**THE REQUEST**
Write out each line that follows exactly as it stands, without the pictures.

**DATA SUPPLIED**
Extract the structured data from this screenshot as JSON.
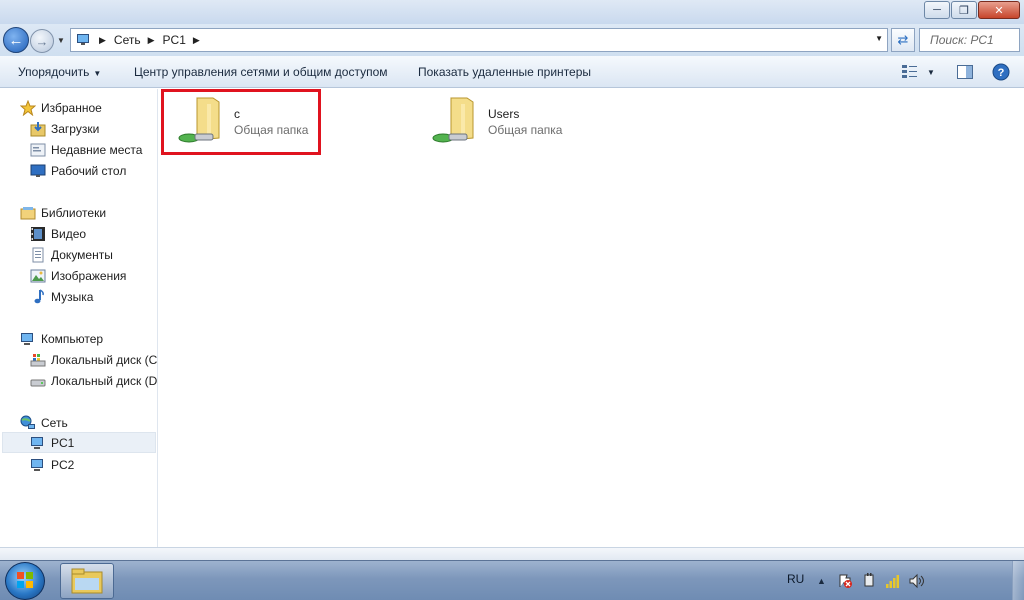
{
  "window": {
    "minimize_icon": "minimize-icon",
    "maximize_icon": "restore-icon",
    "close_icon": "close-icon"
  },
  "address": {
    "crumbs": [
      "Сеть",
      "PC1"
    ],
    "search_placeholder": "Поиск: PC1"
  },
  "toolbar": {
    "organize": "Упорядочить",
    "network_center": "Центр управления сетями и общим доступом",
    "show_printers": "Показать удаленные принтеры"
  },
  "sidebar": {
    "favorites": "Избранное",
    "downloads": "Загрузки",
    "recent": "Недавние места",
    "desktop": "Рабочий стол",
    "libraries": "Библиотеки",
    "video": "Видео",
    "documents": "Документы",
    "images": "Изображения",
    "music": "Музыка",
    "computer": "Компьютер",
    "disk_c": "Локальный диск (C",
    "disk_d": "Локальный диск (D",
    "network": "Сеть",
    "pc1": "PC1",
    "pc2": "PC2"
  },
  "content": {
    "items": [
      {
        "name": "c",
        "type": "Общая папка"
      },
      {
        "name": "Users",
        "type": "Общая папка"
      }
    ]
  },
  "taskbar": {
    "lang": "RU"
  },
  "colors": {
    "highlight": "#e0131f",
    "titlebar": "#dfe9f5",
    "taskbar": "#7d97bb"
  }
}
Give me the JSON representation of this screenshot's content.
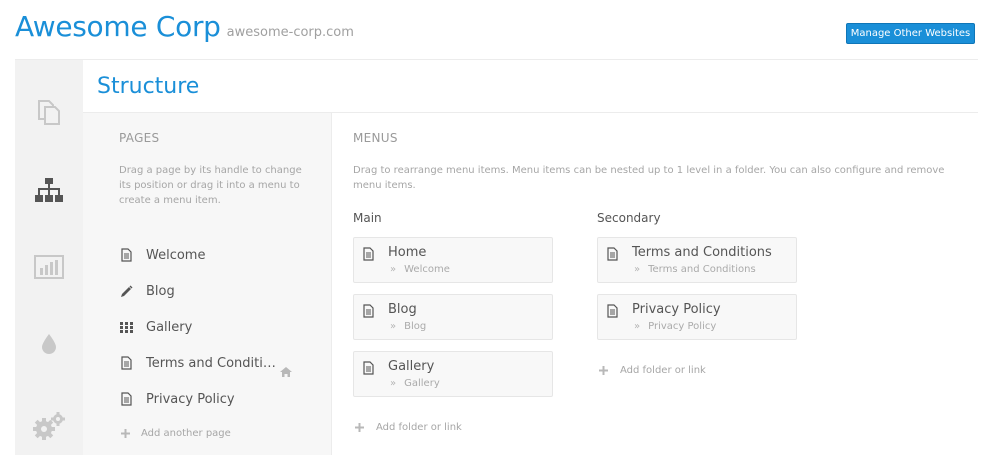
{
  "header": {
    "brand_title": "Awesome Corp",
    "brand_domain": "awesome-corp.com",
    "manage_button": "Manage Other Websites"
  },
  "colors": {
    "accent": "#1a8fd8",
    "sidebar_bg": "#f2f2f2",
    "icon": "#c8c8c8",
    "active_icon": "#555555"
  },
  "sidebar": {
    "items": [
      {
        "icon": "pages-icon",
        "active": false
      },
      {
        "icon": "sitemap-icon",
        "active": true
      },
      {
        "icon": "stats-icon",
        "active": false
      },
      {
        "icon": "droplet-icon",
        "active": false
      },
      {
        "icon": "gears-icon",
        "active": false
      }
    ]
  },
  "main": {
    "title": "Structure"
  },
  "pages": {
    "heading": "PAGES",
    "hint": "Drag a page by its handle to change its position or drag it into a menu to create a menu item.",
    "items": [
      {
        "label": "Welcome",
        "icon": "document-icon",
        "is_home": true
      },
      {
        "label": "Blog",
        "icon": "pencil-icon"
      },
      {
        "label": "Gallery",
        "icon": "grid-icon"
      },
      {
        "label": "Terms and Conditi…",
        "icon": "document-icon"
      },
      {
        "label": "Privacy Policy",
        "icon": "document-icon"
      }
    ],
    "add_label": "Add another page"
  },
  "menus": {
    "heading": "MENUS",
    "hint": "Drag to rearrange menu items. Menu items can be nested up to 1 level in a folder. You can also configure and remove menu items.",
    "main": {
      "label": "Main",
      "items": [
        {
          "title": "Home",
          "target": "Welcome"
        },
        {
          "title": "Blog",
          "target": "Blog"
        },
        {
          "title": "Gallery",
          "target": "Gallery"
        }
      ],
      "add_label": "Add folder or link"
    },
    "secondary": {
      "label": "Secondary",
      "items": [
        {
          "title": "Terms and Conditions",
          "target": "Terms and Conditions"
        },
        {
          "title": "Privacy Policy",
          "target": "Privacy Policy"
        }
      ],
      "add_label": "Add folder or link"
    }
  }
}
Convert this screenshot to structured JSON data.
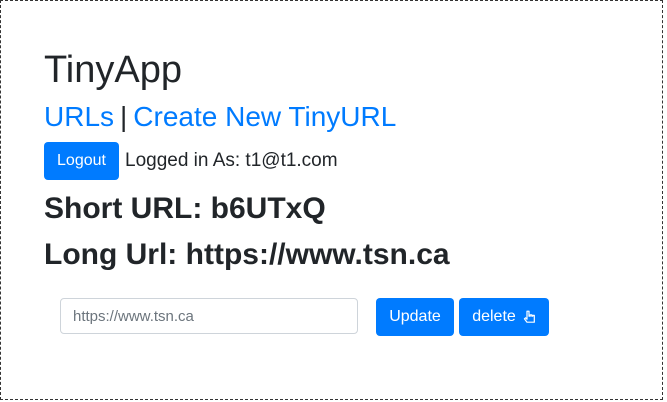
{
  "app": {
    "title": "TinyApp"
  },
  "nav": {
    "urls_label": "URLs",
    "separator": "|",
    "create_label": "Create New TinyURL"
  },
  "session": {
    "logout_label": "Logout",
    "logged_in_text": "Logged in As: t1@t1.com"
  },
  "url": {
    "short_label": "Short URL:",
    "short_value": "b6UTxQ",
    "long_label": "Long Url:",
    "long_value": "https://www.tsn.ca"
  },
  "form": {
    "input_placeholder": "https://www.tsn.ca",
    "update_label": "Update",
    "delete_label": "delete",
    "delete_icon": "hand-pointing-up-icon"
  },
  "colors": {
    "primary": "#007bff",
    "text": "#212529"
  }
}
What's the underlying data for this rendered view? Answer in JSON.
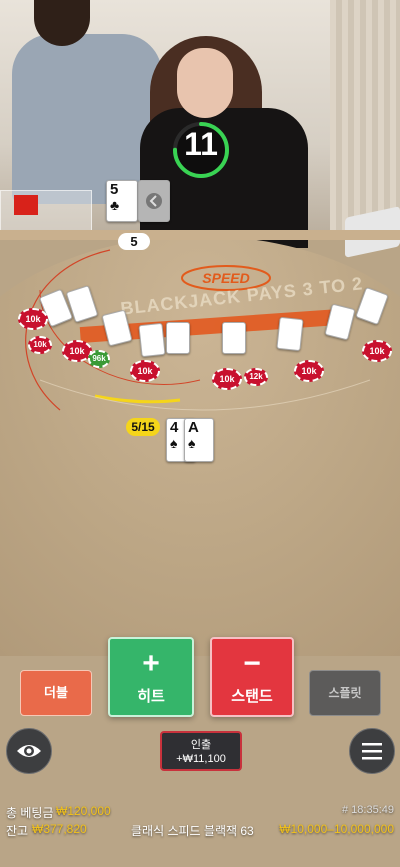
{
  "timer": {
    "seconds": "11",
    "progress": 0.75,
    "ring_color": "#39d353"
  },
  "dealer": {
    "cards": [
      {
        "rank": "5",
        "suit": "♣"
      }
    ],
    "hidden_card": true,
    "count": "5"
  },
  "table": {
    "logo": "SPEED",
    "payout_text": "BLACKJACK PAYS 3 TO 2"
  },
  "player": {
    "count": "5/15",
    "cards": [
      {
        "rank": "4",
        "suit": "♠"
      },
      {
        "rank": "A",
        "suit": "♠"
      }
    ]
  },
  "seat_chips": [
    "10k",
    "10k",
    "10k",
    "10k",
    "10k",
    "10k",
    "10k"
  ],
  "side_chips": [
    "96k",
    "12k"
  ],
  "actions": {
    "double": "더블",
    "hit_symbol": "+",
    "hit": "히트",
    "stand_symbol": "−",
    "stand": "스탠드",
    "split": "스플릿"
  },
  "cashout": {
    "label": "인출",
    "amount": "+₩11,100"
  },
  "footer": {
    "total_bet_label": "총 베팅금",
    "total_bet_value": "₩120,000",
    "balance_label": "잔고",
    "balance_value": "₩377,820",
    "game_id": "# 18:35:49",
    "table_name": "클래식 스피드 블랙잭 63",
    "limits": "₩10,000–10,000,000"
  },
  "colors": {
    "hit": "#35b56a",
    "stand": "#e3363f",
    "double": "#e96a4a",
    "split": "#5c5b5a",
    "accent_yellow": "#f2c21c"
  },
  "icons": {
    "eye": "eye-icon",
    "menu": "menu-icon"
  }
}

**EXERCISE OUTPUT**
Extract the structured data from this screenshot as JSON.
{
  "window": {
    "minimize_icon": "minimize-icon",
    "maximize_icon": "restore-icon",
    "close_icon": "close-icon"
  },
  "address": {
    "crumbs": [
      "Сеть",
      "PC1"
    ],
    "search_placeholder": "Поиск: PC1"
  },
  "toolbar": {
    "organize": "Упорядочить",
    "network_center": "Центр управления сетями и общим доступом",
    "show_printers": "Показать удаленные принтеры"
  },
  "sidebar": {
    "favorites": "Избранное",
    "downloads": "Загрузки",
    "recent": "Недавние места",
    "desktop": "Рабочий стол",
    "libraries": "Библиотеки",
    "video": "Видео",
    "documents": "Документы",
    "images": "Изображения",
    "music": "Музыка",
    "computer": "Компьютер",
    "disk_c": "Локальный диск (C",
    "disk_d": "Локальный диск (D",
    "network": "Сеть",
    "pc1": "PC1",
    "pc2": "PC2"
  },
  "content": {
    "items": [
      {
        "name": "c",
        "type": "Общая папка"
      },
      {
        "name": "Users",
        "type": "Общая папка"
      }
    ]
  },
  "taskbar": {
    "lang": "RU"
  },
  "colors": {
    "highlight": "#e0131f",
    "titlebar": "#dfe9f5",
    "taskbar": "#7d97bb"
  }
}
Give me the JSON representation of this screenshot's content.
{
  "header": {
    "brand_title": "Awesome Corp",
    "brand_domain": "awesome-corp.com",
    "manage_button": "Manage Other Websites"
  },
  "colors": {
    "accent": "#1a8fd8",
    "sidebar_bg": "#f2f2f2",
    "icon": "#c8c8c8",
    "active_icon": "#555555"
  },
  "sidebar": {
    "items": [
      {
        "icon": "pages-icon",
        "active": false
      },
      {
        "icon": "sitemap-icon",
        "active": true
      },
      {
        "icon": "stats-icon",
        "active": false
      },
      {
        "icon": "droplet-icon",
        "active": false
      },
      {
        "icon": "gears-icon",
        "active": false
      }
    ]
  },
  "main": {
    "title": "Structure"
  },
  "pages": {
    "heading": "PAGES",
    "hint": "Drag a page by its handle to change its position or drag it into a menu to create a menu item.",
    "items": [
      {
        "label": "Welcome",
        "icon": "document-icon",
        "is_home": true
      },
      {
        "label": "Blog",
        "icon": "pencil-icon"
      },
      {
        "label": "Gallery",
        "icon": "grid-icon"
      },
      {
        "label": "Terms and Conditi…",
        "icon": "document-icon"
      },
      {
        "label": "Privacy Policy",
        "icon": "document-icon"
      }
    ],
    "add_label": "Add another page"
  },
  "menus": {
    "heading": "MENUS",
    "hint": "Drag to rearrange menu items. Menu items can be nested up to 1 level in a folder. You can also configure and remove menu items.",
    "main": {
      "label": "Main",
      "items": [
        {
          "title": "Home",
          "target": "Welcome"
        },
        {
          "title": "Blog",
          "target": "Blog"
        },
        {
          "title": "Gallery",
          "target": "Gallery"
        }
      ],
      "add_label": "Add folder or link"
    },
    "secondary": {
      "label": "Secondary",
      "items": [
        {
          "title": "Terms and Conditions",
          "target": "Terms and Conditions"
        },
        {
          "title": "Privacy Policy",
          "target": "Privacy Policy"
        }
      ],
      "add_label": "Add folder or link"
    }
  }
}
Convert this screenshot to structured JSON data.
{
  "app": {
    "title": "TinyApp"
  },
  "nav": {
    "urls_label": "URLs",
    "separator": "|",
    "create_label": "Create New TinyURL"
  },
  "session": {
    "logout_label": "Logout",
    "logged_in_text": "Logged in As: t1@t1.com"
  },
  "url": {
    "short_label": "Short URL:",
    "short_value": "b6UTxQ",
    "long_label": "Long Url:",
    "long_value": "https://www.tsn.ca"
  },
  "form": {
    "input_placeholder": "https://www.tsn.ca",
    "update_label": "Update",
    "delete_label": "delete",
    "delete_icon": "hand-pointing-up-icon"
  },
  "colors": {
    "primary": "#007bff",
    "text": "#212529"
  }
}
What's the underlying data for this rendered view? Answer in JSON.
{
  "timer": {
    "seconds": "11",
    "progress": 0.75,
    "ring_color": "#39d353"
  },
  "dealer": {
    "cards": [
      {
        "rank": "5",
        "suit": "♣"
      }
    ],
    "hidden_card": true,
    "count": "5"
  },
  "table": {
    "logo": "SPEED",
    "payout_text": "BLACKJACK PAYS 3 TO 2"
  },
  "player": {
    "count": "5/15",
    "cards": [
      {
        "rank": "4",
        "suit": "♠"
      },
      {
        "rank": "A",
        "suit": "♠"
      }
    ]
  },
  "seat_chips": [
    "10k",
    "10k",
    "10k",
    "10k",
    "10k",
    "10k",
    "10k"
  ],
  "side_chips": [
    "96k",
    "12k"
  ],
  "actions": {
    "double": "더블",
    "hit_symbol": "+",
    "hit": "히트",
    "stand_symbol": "−",
    "stand": "스탠드",
    "split": "스플릿"
  },
  "cashout": {
    "label": "인출",
    "amount": "+₩11,100"
  },
  "footer": {
    "total_bet_label": "총 베팅금",
    "total_bet_value": "₩120,000",
    "balance_label": "잔고",
    "balance_value": "₩377,820",
    "game_id": "# 18:35:49",
    "table_name": "클래식 스피드 블랙잭 63",
    "limits": "₩10,000–10,000,000"
  },
  "colors": {
    "hit": "#35b56a",
    "stand": "#e3363f",
    "double": "#e96a4a",
    "split": "#5c5b5a",
    "accent_yellow": "#f2c21c"
  },
  "icons": {
    "eye": "eye-icon",
    "menu": "menu-icon"
  }
}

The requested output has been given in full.